Supplied information —
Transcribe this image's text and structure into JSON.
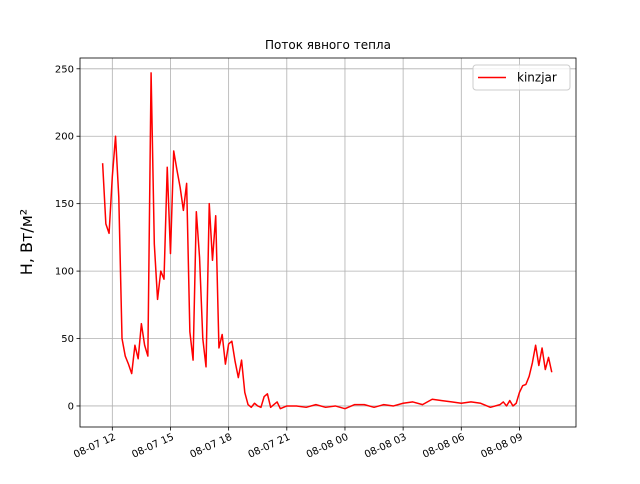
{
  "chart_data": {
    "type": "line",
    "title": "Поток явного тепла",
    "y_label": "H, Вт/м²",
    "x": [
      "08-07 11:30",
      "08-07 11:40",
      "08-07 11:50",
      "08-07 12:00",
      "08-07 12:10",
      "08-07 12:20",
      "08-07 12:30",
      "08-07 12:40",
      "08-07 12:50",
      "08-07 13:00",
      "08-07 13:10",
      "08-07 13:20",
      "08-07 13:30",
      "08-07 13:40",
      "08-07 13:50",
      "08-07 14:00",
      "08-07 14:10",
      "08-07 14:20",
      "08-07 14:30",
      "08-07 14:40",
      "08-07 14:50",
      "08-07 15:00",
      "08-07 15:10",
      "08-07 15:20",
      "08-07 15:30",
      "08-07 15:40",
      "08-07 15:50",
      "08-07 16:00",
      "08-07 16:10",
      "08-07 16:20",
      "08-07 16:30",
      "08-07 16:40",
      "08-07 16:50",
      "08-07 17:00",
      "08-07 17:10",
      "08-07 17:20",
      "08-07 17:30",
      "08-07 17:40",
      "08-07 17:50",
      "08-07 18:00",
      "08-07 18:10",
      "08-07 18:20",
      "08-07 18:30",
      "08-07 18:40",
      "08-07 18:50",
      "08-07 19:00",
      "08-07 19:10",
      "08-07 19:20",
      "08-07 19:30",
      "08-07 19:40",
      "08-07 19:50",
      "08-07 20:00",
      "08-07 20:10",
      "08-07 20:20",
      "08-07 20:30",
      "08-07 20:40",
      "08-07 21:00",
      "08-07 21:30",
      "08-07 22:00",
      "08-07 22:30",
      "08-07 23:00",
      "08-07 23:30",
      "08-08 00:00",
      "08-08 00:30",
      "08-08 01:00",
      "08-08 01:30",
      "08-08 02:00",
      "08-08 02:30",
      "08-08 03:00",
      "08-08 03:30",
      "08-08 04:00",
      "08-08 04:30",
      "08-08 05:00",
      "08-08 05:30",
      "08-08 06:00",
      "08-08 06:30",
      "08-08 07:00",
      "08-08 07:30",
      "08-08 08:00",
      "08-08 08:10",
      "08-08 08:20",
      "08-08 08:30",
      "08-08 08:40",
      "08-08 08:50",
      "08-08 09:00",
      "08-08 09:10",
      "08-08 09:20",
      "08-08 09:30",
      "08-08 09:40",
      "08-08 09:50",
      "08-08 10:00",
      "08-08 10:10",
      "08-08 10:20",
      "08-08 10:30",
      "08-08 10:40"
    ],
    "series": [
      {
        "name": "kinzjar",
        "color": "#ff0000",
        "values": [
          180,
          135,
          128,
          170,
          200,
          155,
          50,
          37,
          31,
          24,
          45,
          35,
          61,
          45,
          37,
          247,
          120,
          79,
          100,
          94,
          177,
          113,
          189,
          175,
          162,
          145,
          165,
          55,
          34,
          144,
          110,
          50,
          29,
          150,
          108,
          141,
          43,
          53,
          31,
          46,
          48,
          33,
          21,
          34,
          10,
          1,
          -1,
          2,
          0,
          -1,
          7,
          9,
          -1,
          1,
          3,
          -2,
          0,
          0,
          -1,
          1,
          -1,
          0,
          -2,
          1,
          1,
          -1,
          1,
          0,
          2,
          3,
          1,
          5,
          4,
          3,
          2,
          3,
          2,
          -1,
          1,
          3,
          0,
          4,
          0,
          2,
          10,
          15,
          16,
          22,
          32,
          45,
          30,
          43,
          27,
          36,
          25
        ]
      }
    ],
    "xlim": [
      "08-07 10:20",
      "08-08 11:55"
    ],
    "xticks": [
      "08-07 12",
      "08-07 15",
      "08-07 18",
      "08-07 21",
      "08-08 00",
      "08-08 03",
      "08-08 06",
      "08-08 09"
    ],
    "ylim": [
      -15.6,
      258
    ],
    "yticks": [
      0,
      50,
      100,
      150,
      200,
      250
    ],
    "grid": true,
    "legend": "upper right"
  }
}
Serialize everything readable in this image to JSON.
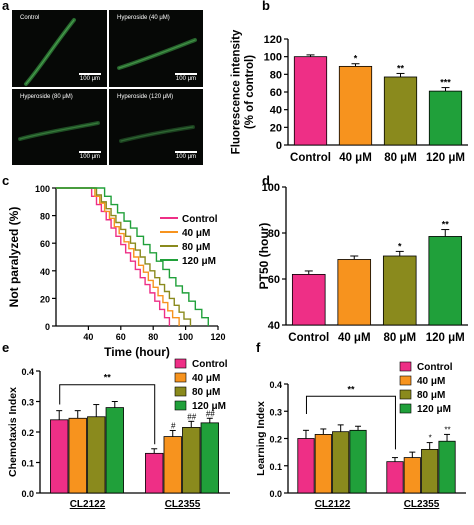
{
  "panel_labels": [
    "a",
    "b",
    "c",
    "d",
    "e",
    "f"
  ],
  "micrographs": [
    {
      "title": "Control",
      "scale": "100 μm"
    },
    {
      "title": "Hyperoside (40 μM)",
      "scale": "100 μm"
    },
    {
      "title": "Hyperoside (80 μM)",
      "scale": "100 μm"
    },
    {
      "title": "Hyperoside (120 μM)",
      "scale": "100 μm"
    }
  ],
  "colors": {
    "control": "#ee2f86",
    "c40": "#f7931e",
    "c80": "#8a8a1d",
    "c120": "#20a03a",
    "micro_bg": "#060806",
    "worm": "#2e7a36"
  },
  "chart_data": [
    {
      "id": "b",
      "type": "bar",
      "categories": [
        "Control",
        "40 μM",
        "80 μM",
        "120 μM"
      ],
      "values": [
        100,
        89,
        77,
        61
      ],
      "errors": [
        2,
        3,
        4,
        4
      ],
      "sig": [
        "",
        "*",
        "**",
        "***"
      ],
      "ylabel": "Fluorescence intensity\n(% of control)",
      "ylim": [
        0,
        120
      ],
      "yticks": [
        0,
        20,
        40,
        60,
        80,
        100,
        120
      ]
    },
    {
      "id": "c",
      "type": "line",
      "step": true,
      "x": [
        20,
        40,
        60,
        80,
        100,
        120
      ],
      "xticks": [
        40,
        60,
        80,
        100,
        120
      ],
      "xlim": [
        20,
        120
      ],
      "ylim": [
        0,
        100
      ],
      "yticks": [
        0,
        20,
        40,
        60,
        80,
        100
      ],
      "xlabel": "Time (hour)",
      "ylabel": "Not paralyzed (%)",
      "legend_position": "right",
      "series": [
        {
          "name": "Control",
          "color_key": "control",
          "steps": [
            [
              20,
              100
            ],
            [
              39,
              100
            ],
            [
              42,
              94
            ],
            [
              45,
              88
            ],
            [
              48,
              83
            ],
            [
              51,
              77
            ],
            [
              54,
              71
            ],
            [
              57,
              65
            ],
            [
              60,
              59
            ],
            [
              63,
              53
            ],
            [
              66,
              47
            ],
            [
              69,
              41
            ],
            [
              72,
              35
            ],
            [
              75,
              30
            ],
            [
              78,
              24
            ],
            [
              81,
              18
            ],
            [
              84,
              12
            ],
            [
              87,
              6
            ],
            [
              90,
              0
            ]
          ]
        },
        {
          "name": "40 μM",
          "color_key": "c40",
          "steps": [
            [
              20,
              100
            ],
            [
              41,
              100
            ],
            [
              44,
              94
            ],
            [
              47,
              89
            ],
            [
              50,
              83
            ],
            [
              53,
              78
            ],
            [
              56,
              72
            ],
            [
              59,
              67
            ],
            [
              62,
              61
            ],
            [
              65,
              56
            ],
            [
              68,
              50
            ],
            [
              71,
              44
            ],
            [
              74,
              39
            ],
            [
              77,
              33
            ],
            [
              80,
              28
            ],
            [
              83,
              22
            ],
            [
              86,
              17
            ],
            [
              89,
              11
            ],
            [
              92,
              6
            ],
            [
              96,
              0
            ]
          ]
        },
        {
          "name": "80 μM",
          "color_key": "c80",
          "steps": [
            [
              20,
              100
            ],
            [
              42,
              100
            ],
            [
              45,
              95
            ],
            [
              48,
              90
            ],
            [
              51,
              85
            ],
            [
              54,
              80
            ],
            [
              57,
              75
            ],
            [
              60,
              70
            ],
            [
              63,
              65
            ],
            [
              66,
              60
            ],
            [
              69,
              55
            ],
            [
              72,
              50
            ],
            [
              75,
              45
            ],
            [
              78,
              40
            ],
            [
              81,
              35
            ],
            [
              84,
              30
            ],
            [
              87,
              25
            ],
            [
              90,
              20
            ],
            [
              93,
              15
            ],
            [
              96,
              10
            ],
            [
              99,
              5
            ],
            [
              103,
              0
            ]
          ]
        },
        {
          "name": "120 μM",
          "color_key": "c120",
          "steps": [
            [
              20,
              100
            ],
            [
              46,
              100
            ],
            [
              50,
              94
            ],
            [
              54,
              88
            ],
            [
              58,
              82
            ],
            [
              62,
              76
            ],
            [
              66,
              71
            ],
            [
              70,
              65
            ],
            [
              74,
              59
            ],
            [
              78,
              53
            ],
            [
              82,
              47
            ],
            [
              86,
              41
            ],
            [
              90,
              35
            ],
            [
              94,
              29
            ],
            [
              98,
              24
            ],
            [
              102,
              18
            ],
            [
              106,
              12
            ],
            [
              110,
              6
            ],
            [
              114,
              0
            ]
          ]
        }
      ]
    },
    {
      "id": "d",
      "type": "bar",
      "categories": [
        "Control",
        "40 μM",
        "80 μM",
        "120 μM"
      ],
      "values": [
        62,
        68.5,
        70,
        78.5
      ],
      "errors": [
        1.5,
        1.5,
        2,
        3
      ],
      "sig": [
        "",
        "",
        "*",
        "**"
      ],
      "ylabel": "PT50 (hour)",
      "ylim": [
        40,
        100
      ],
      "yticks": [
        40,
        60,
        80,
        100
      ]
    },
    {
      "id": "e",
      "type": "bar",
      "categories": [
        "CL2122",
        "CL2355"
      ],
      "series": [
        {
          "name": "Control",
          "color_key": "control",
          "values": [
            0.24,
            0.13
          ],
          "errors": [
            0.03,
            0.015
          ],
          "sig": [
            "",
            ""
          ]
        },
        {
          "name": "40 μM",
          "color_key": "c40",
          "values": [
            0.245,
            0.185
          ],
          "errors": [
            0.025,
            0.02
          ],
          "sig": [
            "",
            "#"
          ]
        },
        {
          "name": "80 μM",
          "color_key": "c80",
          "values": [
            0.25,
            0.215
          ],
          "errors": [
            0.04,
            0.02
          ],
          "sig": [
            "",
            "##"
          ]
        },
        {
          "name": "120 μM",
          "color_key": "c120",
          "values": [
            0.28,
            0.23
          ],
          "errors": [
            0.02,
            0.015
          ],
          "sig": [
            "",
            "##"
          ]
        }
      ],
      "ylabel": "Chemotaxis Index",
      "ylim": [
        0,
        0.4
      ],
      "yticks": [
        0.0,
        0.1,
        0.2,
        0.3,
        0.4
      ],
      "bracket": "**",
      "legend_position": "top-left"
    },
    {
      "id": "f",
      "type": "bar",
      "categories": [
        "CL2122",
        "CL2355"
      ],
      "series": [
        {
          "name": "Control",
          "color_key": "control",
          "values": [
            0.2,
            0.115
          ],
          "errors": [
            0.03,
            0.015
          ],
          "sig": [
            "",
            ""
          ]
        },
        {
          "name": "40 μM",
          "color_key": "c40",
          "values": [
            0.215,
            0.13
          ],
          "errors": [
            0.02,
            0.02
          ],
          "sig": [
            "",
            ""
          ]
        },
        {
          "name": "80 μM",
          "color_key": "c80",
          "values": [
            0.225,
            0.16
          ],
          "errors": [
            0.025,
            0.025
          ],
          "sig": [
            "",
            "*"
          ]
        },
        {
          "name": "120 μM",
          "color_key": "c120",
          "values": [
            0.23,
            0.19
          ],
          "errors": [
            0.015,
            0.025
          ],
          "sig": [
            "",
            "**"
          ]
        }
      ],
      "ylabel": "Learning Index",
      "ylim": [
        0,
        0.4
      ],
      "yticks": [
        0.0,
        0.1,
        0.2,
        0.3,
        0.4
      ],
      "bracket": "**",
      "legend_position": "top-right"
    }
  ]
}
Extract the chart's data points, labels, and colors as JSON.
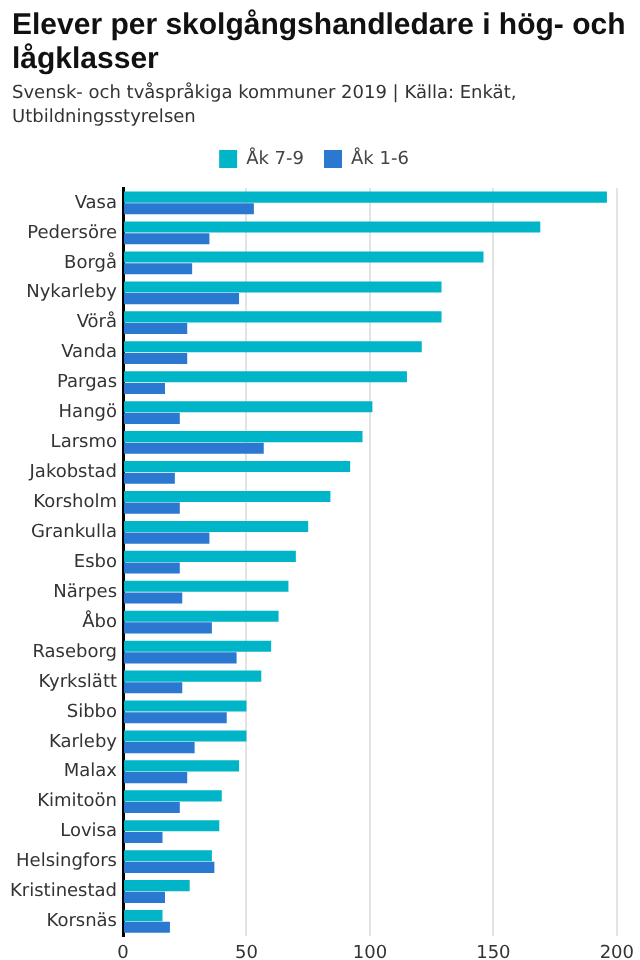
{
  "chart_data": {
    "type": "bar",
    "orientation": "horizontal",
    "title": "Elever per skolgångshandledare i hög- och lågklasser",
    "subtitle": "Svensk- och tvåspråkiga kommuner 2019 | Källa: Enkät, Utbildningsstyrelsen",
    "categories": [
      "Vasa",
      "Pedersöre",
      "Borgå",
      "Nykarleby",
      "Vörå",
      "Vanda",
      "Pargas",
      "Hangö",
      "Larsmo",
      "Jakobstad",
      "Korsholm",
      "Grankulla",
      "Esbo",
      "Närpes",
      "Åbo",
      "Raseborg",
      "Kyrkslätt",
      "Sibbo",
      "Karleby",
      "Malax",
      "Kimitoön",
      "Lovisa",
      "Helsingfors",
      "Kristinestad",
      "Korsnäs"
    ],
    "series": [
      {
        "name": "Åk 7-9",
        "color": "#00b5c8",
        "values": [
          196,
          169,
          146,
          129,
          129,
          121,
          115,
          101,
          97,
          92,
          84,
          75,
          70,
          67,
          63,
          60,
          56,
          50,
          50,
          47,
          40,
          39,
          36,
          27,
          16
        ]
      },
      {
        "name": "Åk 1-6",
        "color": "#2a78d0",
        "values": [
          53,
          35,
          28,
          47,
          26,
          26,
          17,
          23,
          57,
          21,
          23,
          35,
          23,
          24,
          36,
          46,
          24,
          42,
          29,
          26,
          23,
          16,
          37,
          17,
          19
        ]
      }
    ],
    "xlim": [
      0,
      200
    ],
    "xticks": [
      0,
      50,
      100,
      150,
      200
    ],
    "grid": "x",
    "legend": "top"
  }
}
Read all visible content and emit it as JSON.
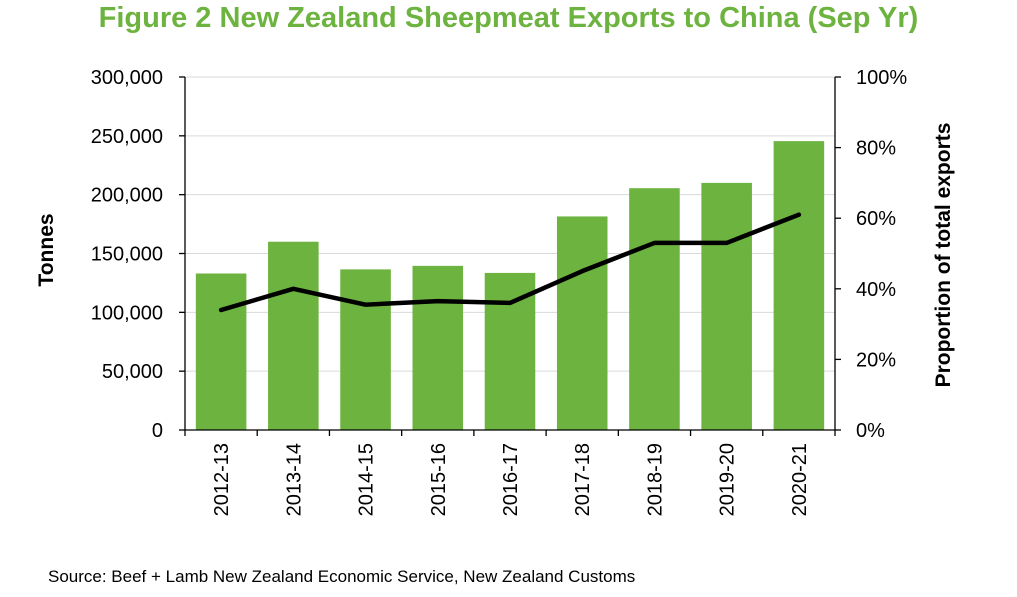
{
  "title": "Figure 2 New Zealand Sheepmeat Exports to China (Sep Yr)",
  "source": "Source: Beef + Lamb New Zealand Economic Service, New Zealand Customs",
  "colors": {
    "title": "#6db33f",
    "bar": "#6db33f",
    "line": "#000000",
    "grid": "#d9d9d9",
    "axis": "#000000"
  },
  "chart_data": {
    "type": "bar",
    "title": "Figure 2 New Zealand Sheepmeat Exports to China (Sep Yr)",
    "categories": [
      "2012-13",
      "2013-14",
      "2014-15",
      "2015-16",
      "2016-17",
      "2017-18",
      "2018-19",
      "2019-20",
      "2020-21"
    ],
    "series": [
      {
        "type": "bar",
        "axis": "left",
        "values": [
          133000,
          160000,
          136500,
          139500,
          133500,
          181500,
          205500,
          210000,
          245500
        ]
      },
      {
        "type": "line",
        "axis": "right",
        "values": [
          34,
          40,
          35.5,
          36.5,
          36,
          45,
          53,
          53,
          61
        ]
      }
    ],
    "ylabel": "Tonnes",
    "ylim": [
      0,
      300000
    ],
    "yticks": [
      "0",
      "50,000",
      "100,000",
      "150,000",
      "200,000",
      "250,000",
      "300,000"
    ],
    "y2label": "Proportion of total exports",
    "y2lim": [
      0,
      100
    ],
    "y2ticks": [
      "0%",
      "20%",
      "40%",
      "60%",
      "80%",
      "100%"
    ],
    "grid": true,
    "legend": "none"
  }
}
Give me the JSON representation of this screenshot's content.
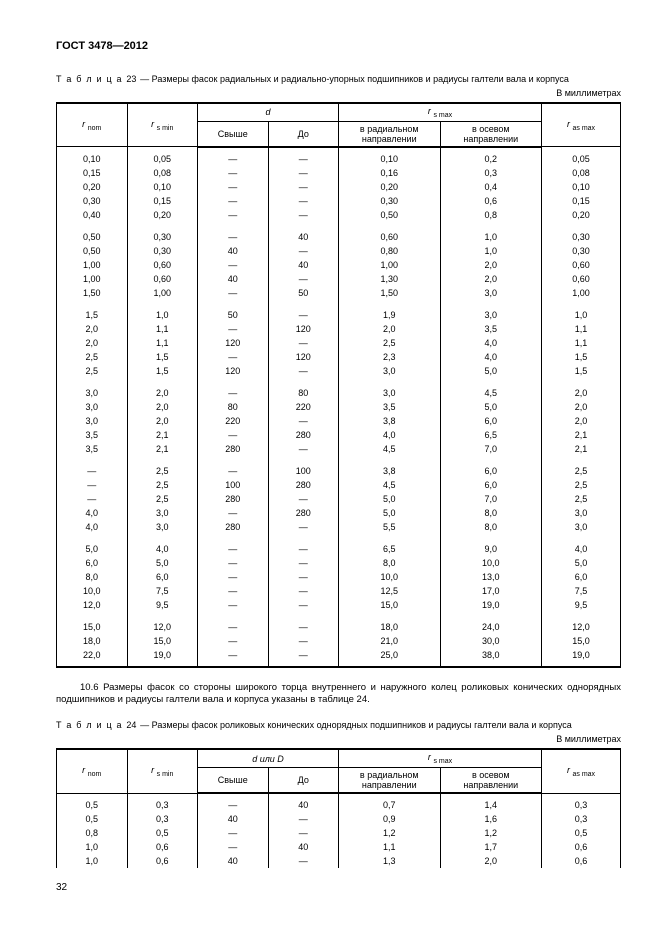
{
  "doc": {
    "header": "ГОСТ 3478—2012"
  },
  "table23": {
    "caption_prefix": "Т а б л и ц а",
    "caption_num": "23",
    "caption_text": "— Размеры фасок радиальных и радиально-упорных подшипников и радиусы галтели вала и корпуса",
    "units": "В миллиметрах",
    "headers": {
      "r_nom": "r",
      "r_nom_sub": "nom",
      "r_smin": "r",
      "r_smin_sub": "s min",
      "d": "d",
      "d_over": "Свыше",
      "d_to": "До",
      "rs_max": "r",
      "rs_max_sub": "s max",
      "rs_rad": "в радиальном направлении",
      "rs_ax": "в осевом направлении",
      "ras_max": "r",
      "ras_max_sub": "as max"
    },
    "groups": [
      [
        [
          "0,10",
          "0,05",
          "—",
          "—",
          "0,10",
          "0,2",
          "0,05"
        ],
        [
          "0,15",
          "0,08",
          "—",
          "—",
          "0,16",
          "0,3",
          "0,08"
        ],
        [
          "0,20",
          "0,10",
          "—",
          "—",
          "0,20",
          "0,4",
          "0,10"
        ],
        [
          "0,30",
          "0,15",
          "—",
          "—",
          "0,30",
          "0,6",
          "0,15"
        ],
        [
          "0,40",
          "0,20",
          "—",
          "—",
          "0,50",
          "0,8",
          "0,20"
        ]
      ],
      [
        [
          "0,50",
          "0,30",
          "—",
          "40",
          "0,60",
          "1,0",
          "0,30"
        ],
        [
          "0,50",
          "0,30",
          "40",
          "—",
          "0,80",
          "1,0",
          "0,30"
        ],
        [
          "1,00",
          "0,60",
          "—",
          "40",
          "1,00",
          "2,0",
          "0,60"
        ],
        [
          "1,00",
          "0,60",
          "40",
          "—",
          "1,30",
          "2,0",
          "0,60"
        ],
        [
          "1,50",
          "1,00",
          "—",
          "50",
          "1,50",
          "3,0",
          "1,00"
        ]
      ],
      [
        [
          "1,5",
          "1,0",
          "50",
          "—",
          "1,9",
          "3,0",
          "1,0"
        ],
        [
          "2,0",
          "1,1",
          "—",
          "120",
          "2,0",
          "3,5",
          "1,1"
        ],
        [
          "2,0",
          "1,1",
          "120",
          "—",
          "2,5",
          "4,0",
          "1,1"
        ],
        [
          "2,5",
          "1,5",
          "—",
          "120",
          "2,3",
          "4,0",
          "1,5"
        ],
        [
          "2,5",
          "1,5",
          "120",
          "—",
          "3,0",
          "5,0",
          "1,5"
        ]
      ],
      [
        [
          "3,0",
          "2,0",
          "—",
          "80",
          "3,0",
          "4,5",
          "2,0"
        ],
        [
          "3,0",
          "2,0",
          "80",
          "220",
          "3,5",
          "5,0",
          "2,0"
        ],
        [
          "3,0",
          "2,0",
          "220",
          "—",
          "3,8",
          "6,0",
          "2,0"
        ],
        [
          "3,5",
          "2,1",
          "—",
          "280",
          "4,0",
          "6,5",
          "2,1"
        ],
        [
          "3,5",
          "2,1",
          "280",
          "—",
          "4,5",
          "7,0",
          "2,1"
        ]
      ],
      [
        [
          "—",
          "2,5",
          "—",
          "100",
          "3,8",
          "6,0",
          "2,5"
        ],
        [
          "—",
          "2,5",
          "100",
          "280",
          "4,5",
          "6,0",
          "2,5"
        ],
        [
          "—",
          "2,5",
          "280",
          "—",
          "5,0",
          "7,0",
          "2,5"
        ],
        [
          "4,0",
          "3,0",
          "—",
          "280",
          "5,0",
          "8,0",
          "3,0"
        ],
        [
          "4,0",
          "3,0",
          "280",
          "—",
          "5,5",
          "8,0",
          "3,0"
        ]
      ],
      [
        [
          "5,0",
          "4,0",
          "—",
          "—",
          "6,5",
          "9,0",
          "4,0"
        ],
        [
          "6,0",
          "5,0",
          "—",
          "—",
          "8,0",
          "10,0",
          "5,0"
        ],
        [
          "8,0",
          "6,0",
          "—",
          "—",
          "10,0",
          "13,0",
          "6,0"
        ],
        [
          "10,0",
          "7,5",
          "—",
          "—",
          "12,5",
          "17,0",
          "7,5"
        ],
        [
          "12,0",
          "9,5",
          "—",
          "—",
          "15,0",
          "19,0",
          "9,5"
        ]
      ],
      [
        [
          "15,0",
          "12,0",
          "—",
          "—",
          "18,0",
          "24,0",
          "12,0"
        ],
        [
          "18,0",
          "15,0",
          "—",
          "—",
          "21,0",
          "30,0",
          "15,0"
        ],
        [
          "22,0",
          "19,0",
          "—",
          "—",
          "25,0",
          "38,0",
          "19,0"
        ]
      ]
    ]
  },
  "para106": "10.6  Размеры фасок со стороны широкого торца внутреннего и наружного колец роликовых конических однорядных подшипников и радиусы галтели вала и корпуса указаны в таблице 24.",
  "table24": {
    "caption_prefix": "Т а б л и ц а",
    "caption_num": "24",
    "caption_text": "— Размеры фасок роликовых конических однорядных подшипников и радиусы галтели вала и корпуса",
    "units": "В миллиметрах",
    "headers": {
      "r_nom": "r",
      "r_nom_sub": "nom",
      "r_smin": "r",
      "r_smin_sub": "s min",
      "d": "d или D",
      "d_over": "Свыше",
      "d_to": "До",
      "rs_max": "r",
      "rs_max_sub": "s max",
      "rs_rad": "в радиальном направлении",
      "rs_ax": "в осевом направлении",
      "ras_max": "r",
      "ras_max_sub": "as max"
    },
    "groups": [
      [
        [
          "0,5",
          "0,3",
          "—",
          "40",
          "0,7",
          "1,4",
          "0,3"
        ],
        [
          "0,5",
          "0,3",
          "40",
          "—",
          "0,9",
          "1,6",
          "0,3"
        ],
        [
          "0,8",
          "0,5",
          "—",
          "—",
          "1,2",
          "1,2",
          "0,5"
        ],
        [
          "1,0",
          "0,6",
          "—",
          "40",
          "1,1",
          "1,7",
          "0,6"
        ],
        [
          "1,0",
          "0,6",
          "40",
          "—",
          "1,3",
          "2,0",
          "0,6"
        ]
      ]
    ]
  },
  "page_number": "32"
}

Problem statement —
Of the lines above, how many hold the string "однорядных"? Answer with only the number.

Answer —
2